EXERCISE GOAL:
Could you transcribe the material below exactly, without leaving out a single line?

## BEGIN DATA TO PROCESS

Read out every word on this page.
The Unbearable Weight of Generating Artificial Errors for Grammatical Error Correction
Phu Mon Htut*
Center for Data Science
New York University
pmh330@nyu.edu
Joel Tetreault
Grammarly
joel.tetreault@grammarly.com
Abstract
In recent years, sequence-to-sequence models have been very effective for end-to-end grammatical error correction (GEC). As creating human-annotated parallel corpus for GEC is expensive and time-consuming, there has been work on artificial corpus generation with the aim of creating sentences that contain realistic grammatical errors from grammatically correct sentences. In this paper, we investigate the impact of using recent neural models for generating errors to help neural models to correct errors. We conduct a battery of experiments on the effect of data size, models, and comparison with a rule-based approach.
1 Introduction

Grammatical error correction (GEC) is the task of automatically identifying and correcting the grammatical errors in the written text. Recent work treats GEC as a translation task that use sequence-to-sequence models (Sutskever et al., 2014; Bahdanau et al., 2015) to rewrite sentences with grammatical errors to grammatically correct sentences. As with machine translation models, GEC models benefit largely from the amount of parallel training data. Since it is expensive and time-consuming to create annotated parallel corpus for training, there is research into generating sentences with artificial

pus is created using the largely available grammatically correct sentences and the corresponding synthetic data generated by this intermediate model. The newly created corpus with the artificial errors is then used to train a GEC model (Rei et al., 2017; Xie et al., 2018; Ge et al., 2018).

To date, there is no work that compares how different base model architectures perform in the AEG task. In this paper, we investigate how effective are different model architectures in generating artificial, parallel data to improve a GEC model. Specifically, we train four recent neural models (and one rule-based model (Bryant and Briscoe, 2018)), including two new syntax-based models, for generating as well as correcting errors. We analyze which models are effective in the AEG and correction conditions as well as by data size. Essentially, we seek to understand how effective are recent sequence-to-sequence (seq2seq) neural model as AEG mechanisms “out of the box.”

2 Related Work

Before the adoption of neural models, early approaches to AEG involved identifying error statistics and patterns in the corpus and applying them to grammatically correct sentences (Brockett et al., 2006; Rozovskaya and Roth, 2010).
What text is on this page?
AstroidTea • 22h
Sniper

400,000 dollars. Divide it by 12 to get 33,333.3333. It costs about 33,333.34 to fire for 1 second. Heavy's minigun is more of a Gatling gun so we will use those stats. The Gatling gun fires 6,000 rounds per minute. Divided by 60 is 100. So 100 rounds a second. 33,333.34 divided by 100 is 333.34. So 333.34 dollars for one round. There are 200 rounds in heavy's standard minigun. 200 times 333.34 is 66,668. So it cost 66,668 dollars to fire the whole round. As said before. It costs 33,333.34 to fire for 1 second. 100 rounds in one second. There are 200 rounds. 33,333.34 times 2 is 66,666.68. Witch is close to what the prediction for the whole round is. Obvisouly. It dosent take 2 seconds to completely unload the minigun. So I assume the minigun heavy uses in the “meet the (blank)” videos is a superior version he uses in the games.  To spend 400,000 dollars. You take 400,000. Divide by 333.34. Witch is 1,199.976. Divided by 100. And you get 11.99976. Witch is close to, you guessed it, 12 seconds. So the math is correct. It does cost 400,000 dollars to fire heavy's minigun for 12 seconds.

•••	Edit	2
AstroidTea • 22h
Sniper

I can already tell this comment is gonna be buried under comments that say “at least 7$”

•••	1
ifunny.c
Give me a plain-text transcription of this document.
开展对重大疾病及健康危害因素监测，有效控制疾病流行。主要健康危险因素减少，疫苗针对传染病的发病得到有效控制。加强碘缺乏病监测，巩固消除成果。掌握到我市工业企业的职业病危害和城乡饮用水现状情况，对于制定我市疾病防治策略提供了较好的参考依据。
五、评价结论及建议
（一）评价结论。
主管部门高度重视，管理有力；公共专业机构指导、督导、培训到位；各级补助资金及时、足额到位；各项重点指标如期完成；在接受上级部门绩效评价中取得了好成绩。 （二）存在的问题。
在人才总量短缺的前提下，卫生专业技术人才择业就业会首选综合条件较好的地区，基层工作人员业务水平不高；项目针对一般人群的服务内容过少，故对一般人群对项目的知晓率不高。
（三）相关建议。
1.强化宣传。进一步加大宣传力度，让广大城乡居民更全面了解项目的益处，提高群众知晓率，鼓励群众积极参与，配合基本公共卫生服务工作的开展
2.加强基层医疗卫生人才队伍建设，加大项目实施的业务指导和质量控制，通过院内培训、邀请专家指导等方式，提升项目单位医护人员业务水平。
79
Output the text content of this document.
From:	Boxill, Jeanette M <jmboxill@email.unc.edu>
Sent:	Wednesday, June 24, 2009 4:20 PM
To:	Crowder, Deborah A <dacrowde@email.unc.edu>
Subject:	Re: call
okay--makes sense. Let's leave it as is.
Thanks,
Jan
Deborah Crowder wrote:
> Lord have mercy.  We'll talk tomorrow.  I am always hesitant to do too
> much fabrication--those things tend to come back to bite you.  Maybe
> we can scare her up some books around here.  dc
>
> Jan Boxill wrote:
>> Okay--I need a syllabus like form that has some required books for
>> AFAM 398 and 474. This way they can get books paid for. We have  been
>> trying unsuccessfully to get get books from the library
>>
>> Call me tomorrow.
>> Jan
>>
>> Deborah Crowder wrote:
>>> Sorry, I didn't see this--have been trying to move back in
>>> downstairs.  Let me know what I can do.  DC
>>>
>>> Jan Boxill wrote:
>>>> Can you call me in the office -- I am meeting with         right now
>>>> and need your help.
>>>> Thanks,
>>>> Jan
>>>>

## END DATA TO PROCESS

THE RESULT:
Read out every word on this page.
The Unbearable Weight of Generating Artificial Errors for Grammatical Error Correction
Phu Mon Htut*
Center for Data Science
New York University
pmh330@nyu.edu
Joel Tetreault
Grammarly
joel.tetreault@grammarly.com
Abstract
In recent years, sequence-to-sequence models have been very effective for end-to-end grammatical error correction (GEC). As creating human-annotated parallel corpus for GEC is expensive and time-consuming, there has been work on artificial corpus generation with the aim of creating sentences that contain realistic grammatical errors from grammatically correct sentences. In this paper, we investigate the impact of using recent neural models for generating errors to help neural models to correct errors. We conduct a battery of experiments on the effect of data size, models, and comparison with a rule-based approach.
1 Introduction

Grammatical error correction (GEC) is the task of automatically identifying and correcting the grammatical errors in the written text. Recent work treats GEC as a translation task that use sequence-to-sequence models (Sutskever et al., 2014; Bahdanau et al., 2015) to rewrite sentences with grammatical errors to grammatically correct sentences. As with machine translation models, GEC models benefit largely from the amount of parallel training data. Since it is expensive and time-consuming to create annotated parallel corpus for training, there is research into generating sentences with artificial

pus is created using the largely available grammatically correct sentences and the corresponding synthetic data generated by this intermediate model. The newly created corpus with the artificial errors is then used to train a GEC model (Rei et al., 2017; Xie et al., 2018; Ge et al., 2018).

To date, there is no work that compares how different base model architectures perform in the AEG task. In this paper, we investigate how effective are different model architectures in generating artificial, parallel data to improve a GEC model. Specifically, we train four recent neural models (and one rule-based model (Bryant and Briscoe, 2018)), including two new syntax-based models, for generating as well as correcting errors. We analyze which models are effective in the AEG and correction conditions as well as by data size. Essentially, we seek to understand how effective are recent sequence-to-sequence (seq2seq) neural model as AEG mechanisms “out of the box.”

2 Related Work

Before the adoption of neural models, early approaches to AEG involved identifying error statistics and patterns in the corpus and applying them to grammatically correct sentences (Brockett et al., 2006; Rozovskaya and Roth, 2010).
What text is on this page?
AstroidTea • 22h
Sniper

400,000 dollars. Divide it by 12 to get 33,333.3333. It costs about 33,333.34 to fire for 1 second. Heavy's minigun is more of a Gatling gun so we will use those stats. The Gatling gun fires 6,000 rounds per minute. Divided by 60 is 100. So 100 rounds a second. 33,333.34 divided by 100 is 333.34. So 333.34 dollars for one round. There are 200 rounds in heavy's standard minigun. 200 times 333.34 is 66,668. So it cost 66,668 dollars to fire the whole round. As said before. It costs 33,333.34 to fire for 1 second. 100 rounds in one second. There are 200 rounds. 33,333.34 times 2 is 66,666.68. Witch is close to what the prediction for the whole round is. Obvisouly. It dosent take 2 seconds to completely unload the minigun. So I assume the minigun heavy uses in the “meet the (blank)” videos is a superior version he uses in the games.  To spend 400,000 dollars. You take 400,000. Divide by 333.34. Witch is 1,199.976. Divided by 100. And you get 11.99976. Witch is close to, you guessed it, 12 seconds. So the math is correct. It does cost 400,000 dollars to fire heavy's minigun for 12 seconds.

•••	Edit	2
AstroidTea • 22h
Sniper

I can already tell this comment is gonna be buried under comments that say “at least 7$”

•••	1
ifunny.c
Give me a plain-text transcription of this document.
开展对重大疾病及健康危害因素监测，有效控制疾病流行。主要健康危险因素减少，疫苗针对传染病的发病得到有效控制。加强碘缺乏病监测，巩固消除成果。掌握到我市工业企业的职业病危害和城乡饮用水现状情况，对于制定我市疾病防治策略提供了较好的参考依据。
五、评价结论及建议
（一）评价结论。
主管部门高度重视，管理有力；公共专业机构指导、督导、培训到位；各级补助资金及时、足额到位；各项重点指标如期完成；在接受上级部门绩效评价中取得了好成绩。 （二）存在的问题。
在人才总量短缺的前提下，卫生专业技术人才择业就业会首选综合条件较好的地区，基层工作人员业务水平不高；项目针对一般人群的服务内容过少，故对一般人群对项目的知晓率不高。
（三）相关建议。
1.强化宣传。进一步加大宣传力度，让广大城乡居民更全面了解项目的益处，提高群众知晓率，鼓励群众积极参与，配合基本公共卫生服务工作的开展
2.加强基层医疗卫生人才队伍建设，加大项目实施的业务指导和质量控制，通过院内培训、邀请专家指导等方式，提升项目单位医护人员业务水平。
79
Output the text content of this document.
From:	Boxill, Jeanette M <jmboxill@email.unc.edu>
Sent:	Wednesday, June 24, 2009 4:20 PM
To:	Crowder, Deborah A <dacrowde@email.unc.edu>
Subject:	Re: call
okay--makes sense. Let's leave it as is.
Thanks,
Jan
Deborah Crowder wrote:
> Lord have mercy.  We'll talk tomorrow.  I am always hesitant to do too
> much fabrication--those things tend to come back to bite you.  Maybe
> we can scare her up some books around here.  dc
>
> Jan Boxill wrote:
>> Okay--I need a syllabus like form that has some required books for
>> AFAM 398 and 474. This way they can get books paid for. We have  been
>> trying unsuccessfully to get get books from the library
>>
>> Call me tomorrow.
>> Jan
>>
>> Deborah Crowder wrote:
>>> Sorry, I didn't see this--have been trying to move back in
>>> downstairs.  Let me know what I can do.  DC
>>>
>>> Jan Boxill wrote:
>>>> Can you call me in the office -- I am meeting with         right now
>>>> and need your help.
>>>> Thanks,
>>>> Jan
>>>>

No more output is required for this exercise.